What is being asked: Copy out every one of the records below word for word, but leave the pictures out.

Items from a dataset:
-- start --
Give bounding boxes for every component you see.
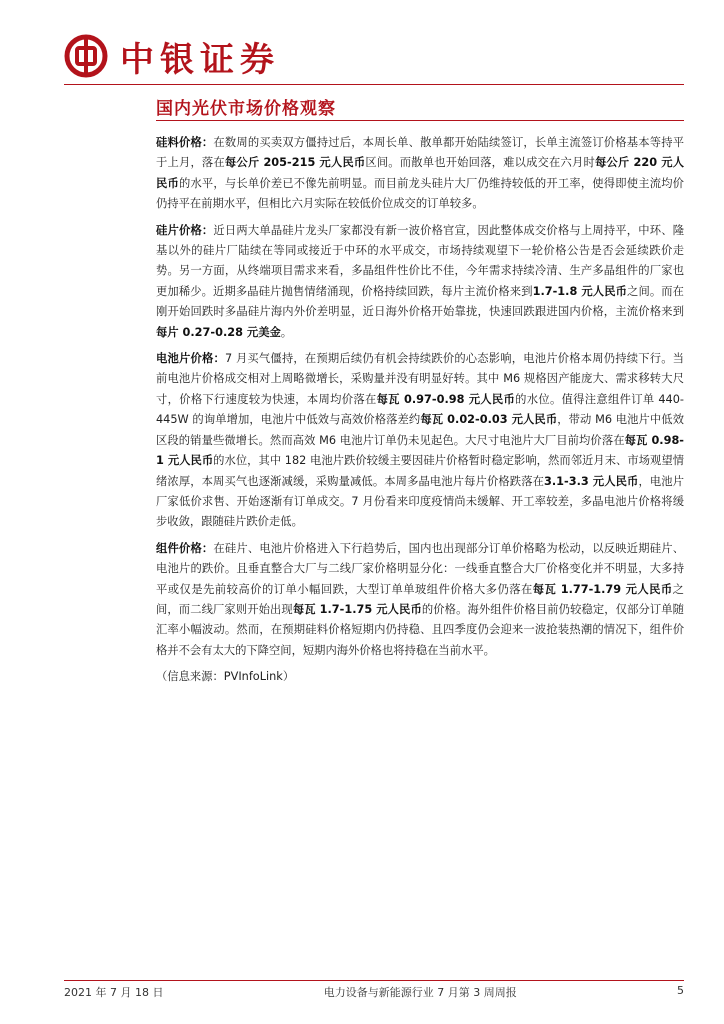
bank-of-china-logo-icon	[64, 34, 108, 78]
highlighted-price: 每片 0.27-0.28 元美金	[156, 325, 281, 339]
paragraph-label: 硅片价格：	[156, 223, 214, 237]
highlighted-price: 每瓦 1.77-1.79 元人民币	[532, 582, 673, 596]
highlighted-price: 1.7-1.8 元人民币	[532, 284, 628, 298]
paragraph-text: 近日两大单晶硅片龙头厂家都没有新一波价格官宣，因此整体成交价格与上周持平，中环、隆基以外的硅片厂陆续在等同或接近于中环的水平成交，市场持续观望下一轮价格公告是否会延续跌价走势。另一方面，从终端项目需求来看，多晶组件性价比不佳，今年需求持续冷清、生产多晶组件的厂家也更加稀少。近期多晶硅片抛售情绪涌现，价格持续回跌，每片主流价格来到	[156, 223, 684, 298]
paragraph-list	[156, 133, 684, 661]
highlighted-price: 每瓦 0.98-1 元人民币	[156, 433, 684, 468]
paragraph-text: 的水位，其中 182 电池片跌价较缓主要因硅片价格暂时稳定影响，然而邻近月末、市场观望情绪浓厚，本周买气也逐渐减缓，采购量减低。本周多晶电池片每片价格跌落在	[156, 454, 684, 488]
highlighted-price: 3.1-3.3 元人民币	[544, 474, 639, 488]
paragraph-label: 电池片价格：	[156, 352, 225, 366]
header-divider	[64, 84, 684, 85]
brand-name: 中银证券	[120, 39, 280, 80]
paragraph-text: 的价格。海外组件价格目前仍较稳定，仅部分订单随汇率小幅波动。然而，在预期硅料价格短期内仍持稳、且四季度仍会迎来一波抢装热潮的情况下，组件价格并不会有太大的下降空间，短期内海外价格也将持稳在当前水平。	[156, 602, 684, 657]
paragraph-text: 7 月买气僵持，在预期后续仍有机会持续跌价的心态影响，电池片价格本周仍持续下行。当前电池片价格成交相对上周略微增长，采购量并没有明显好转。其中 M6 规格因产能庞大、需求移转大尺寸，价格下行速度较为快速，本周均价落在	[156, 352, 684, 406]
paragraph-text: ，电池片厂家低价求售、开始逐渐有订单成交。7 月份看来印度疫情尚未缓解、开工率较差，多晶电池片价格将缓步收敛，跟随硅片跌价走低。	[156, 474, 684, 529]
highlighted-price: 每瓦 0.97-0.98 元人民币	[376, 392, 516, 406]
report-title: 电力设备与新能源行业 7 月第 3 周周报	[323, 986, 517, 999]
header	[64, 30, 280, 82]
paragraph-text: ，带动 M6 电池片中低效区段的销量些微增长。然而高效 M6 电池片订单仍未见起色。大尺寸电池片大厂目前均价落在	[156, 413, 684, 447]
highlighted-price: 每瓦 1.7-1.75 元人民币	[292, 602, 422, 616]
paragraph-text: 之间。而在刚开始回跌时多晶硅片海内外价差明显，近日海外价格开始靠拢，快速回跌跟进国内价格，主流价格来到	[156, 284, 684, 319]
article-body	[156, 133, 684, 687]
highlighted-price: 每瓦 0.02-0.03 元人民币	[420, 413, 558, 427]
paragraph-text: 的水平，与长单价差已不像先前明显。而目前龙头硅片大厂仍维持较低的开工率，使得即使主流均价仍持平在前期水平，但相比六月实际在较低价位成交的订单较多。	[156, 176, 684, 211]
source-note: （信息来源：PVInfoLink）	[156, 670, 295, 684]
paragraph	[156, 349, 684, 533]
paragraph	[156, 539, 684, 661]
paragraph-text: 区间。而散单也开始回落，难以成交在六月时	[365, 156, 595, 170]
footer-divider	[64, 980, 684, 981]
paragraph-label: 组件价格：	[156, 541, 214, 555]
paragraph-label: 硅料价格：	[156, 136, 214, 149]
paragraph	[156, 133, 684, 215]
paragraph-text: 在数周的买卖双方僵持过后，本周长单、散单都开始陆续签订，长单主流签订价格基本等持平于上月，落在	[156, 136, 684, 170]
paragraph	[156, 221, 684, 343]
highlighted-price: 每公斤 220 元人民币	[156, 156, 684, 190]
footer	[64, 984, 684, 1000]
section-title: 国内光伏市场价格观察	[156, 99, 336, 119]
paragraph-text: 之间，而二线厂家则开始出现	[156, 582, 684, 616]
paragraph-text: 。	[280, 325, 293, 339]
report-date: 2021 年 7 月 18 日	[64, 986, 164, 999]
paragraph-text: 的水位。值得注意组件订单 440-445W 的询单增加，电池片中低效与高效价格落差约	[156, 392, 684, 427]
highlighted-price: 每公斤 205-215 元人民币	[224, 156, 366, 170]
title-divider	[156, 120, 684, 121]
paragraph-text: 在硅片、电池片价格进入下行趋势后，国内也出现部分订单价格略为松动，以反映近期硅片、电池片的跌价。且垂直整合大厂与二线厂家价格明显分化：一线垂直整合大厂价格变化并不明显，大多持平或仅是先前较高价的订单小幅回跌，大型订单单玻组件价格大多仍落在	[156, 541, 684, 596]
page-number: 5	[677, 984, 684, 997]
-- end --
Answer to this task:
Give bounding boxes for every component you see.
bank-of-china-logo-icon	[64, 34, 108, 78]
highlighted-price: 每片 0.27-0.28 元美金	[156, 325, 281, 339]
paragraph-label: 硅片价格：	[156, 223, 214, 237]
highlighted-price: 每瓦 1.77-1.79 元人民币	[532, 582, 673, 596]
highlighted-price: 1.7-1.8 元人民币	[532, 284, 628, 298]
paragraph-text: 近日两大单晶硅片龙头厂家都没有新一波价格官宣，因此整体成交价格与上周持平，中环、隆基以外的硅片厂陆续在等同或接近于中环的水平成交，市场持续观望下一轮价格公告是否会延续跌价走势。另一方面，从终端项目需求来看，多晶组件性价比不佳，今年需求持续冷清、生产多晶组件的厂家也更加稀少。近期多晶硅片抛售情绪涌现，价格持续回跌，每片主流价格来到	[156, 223, 684, 298]
paragraph-list	[156, 133, 684, 661]
highlighted-price: 每瓦 0.98-1 元人民币	[156, 433, 684, 468]
paragraph-text: 的水位，其中 182 电池片跌价较缓主要因硅片价格暂时稳定影响，然而邻近月末、市场观望情绪浓厚，本周买气也逐渐减缓，采购量减低。本周多晶电池片每片价格跌落在	[156, 454, 684, 488]
highlighted-price: 3.1-3.3 元人民币	[544, 474, 639, 488]
paragraph-label: 电池片价格：	[156, 352, 225, 366]
header-divider	[64, 84, 684, 85]
brand-name: 中银证券	[120, 39, 280, 80]
paragraph-text: 的价格。海外组件价格目前仍较稳定，仅部分订单随汇率小幅波动。然而，在预期硅料价格短期内仍持稳、且四季度仍会迎来一波抢装热潮的情况下，组件价格并不会有太大的下降空间，短期内海外价格也将持稳在当前水平。	[156, 602, 684, 657]
paragraph-text: 7 月买气僵持，在预期后续仍有机会持续跌价的心态影响，电池片价格本周仍持续下行。当前电池片价格成交相对上周略微增长，采购量并没有明显好转。其中 M6 规格因产能庞大、需求移转大尺寸，价格下行速度较为快速，本周均价落在	[156, 352, 684, 406]
paragraph-text: ，电池片厂家低价求售、开始逐渐有订单成交。7 月份看来印度疫情尚未缓解、开工率较差，多晶电池片价格将缓步收敛，跟随硅片跌价走低。	[156, 474, 684, 529]
highlighted-price: 每瓦 0.97-0.98 元人民币	[376, 392, 516, 406]
report-title: 电力设备与新能源行业 7 月第 3 周周报	[323, 986, 517, 999]
header	[64, 30, 280, 82]
paragraph-text: ，带动 M6 电池片中低效区段的销量些微增长。然而高效 M6 电池片订单仍未见起色。大尺寸电池片大厂目前均价落在	[156, 413, 684, 447]
highlighted-price: 每瓦 1.7-1.75 元人民币	[292, 602, 422, 616]
paragraph-text: 之间。而在刚开始回跌时多晶硅片海内外价差明显，近日海外价格开始靠拢，快速回跌跟进国内价格，主流价格来到	[156, 284, 684, 319]
article-body	[156, 133, 684, 687]
highlighted-price: 每瓦 0.02-0.03 元人民币	[420, 413, 558, 427]
paragraph-text: 的水平，与长单价差已不像先前明显。而目前龙头硅片大厂仍维持较低的开工率，使得即使主流均价仍持平在前期水平，但相比六月实际在较低价位成交的订单较多。	[156, 176, 684, 211]
source-note: （信息来源：PVInfoLink）	[156, 670, 295, 684]
paragraph	[156, 349, 684, 533]
paragraph	[156, 539, 684, 661]
paragraph-text: 区间。而散单也开始回落，难以成交在六月时	[365, 156, 595, 170]
footer-divider	[64, 980, 684, 981]
paragraph-label: 组件价格：	[156, 541, 214, 555]
paragraph-label: 硅料价格：	[156, 136, 214, 149]
paragraph	[156, 133, 684, 215]
paragraph-text: 在数周的买卖双方僵持过后，本周长单、散单都开始陆续签订，长单主流签订价格基本等持平于上月，落在	[156, 136, 684, 170]
paragraph	[156, 221, 684, 343]
highlighted-price: 每公斤 220 元人民币	[156, 156, 684, 190]
footer	[64, 984, 684, 1000]
section-title: 国内光伏市场价格观察	[156, 99, 336, 119]
paragraph-text: 之间，而二线厂家则开始出现	[156, 582, 684, 616]
paragraph-text: 。	[280, 325, 293, 339]
report-date: 2021 年 7 月 18 日	[64, 986, 164, 999]
paragraph-text: 的水位。值得注意组件订单 440-445W 的询单增加，电池片中低效与高效价格落差约	[156, 392, 684, 427]
highlighted-price: 每公斤 205-215 元人民币	[224, 156, 366, 170]
title-divider	[156, 120, 684, 121]
paragraph-text: 在硅片、电池片价格进入下行趋势后，国内也出现部分订单价格略为松动，以反映近期硅片、电池片的跌价。且垂直整合大厂与二线厂家价格明显分化：一线垂直整合大厂价格变化并不明显，大多持平或仅是先前较高价的订单小幅回跌，大型订单单玻组件价格大多仍落在	[156, 541, 684, 596]
page-number: 5	[677, 984, 684, 997]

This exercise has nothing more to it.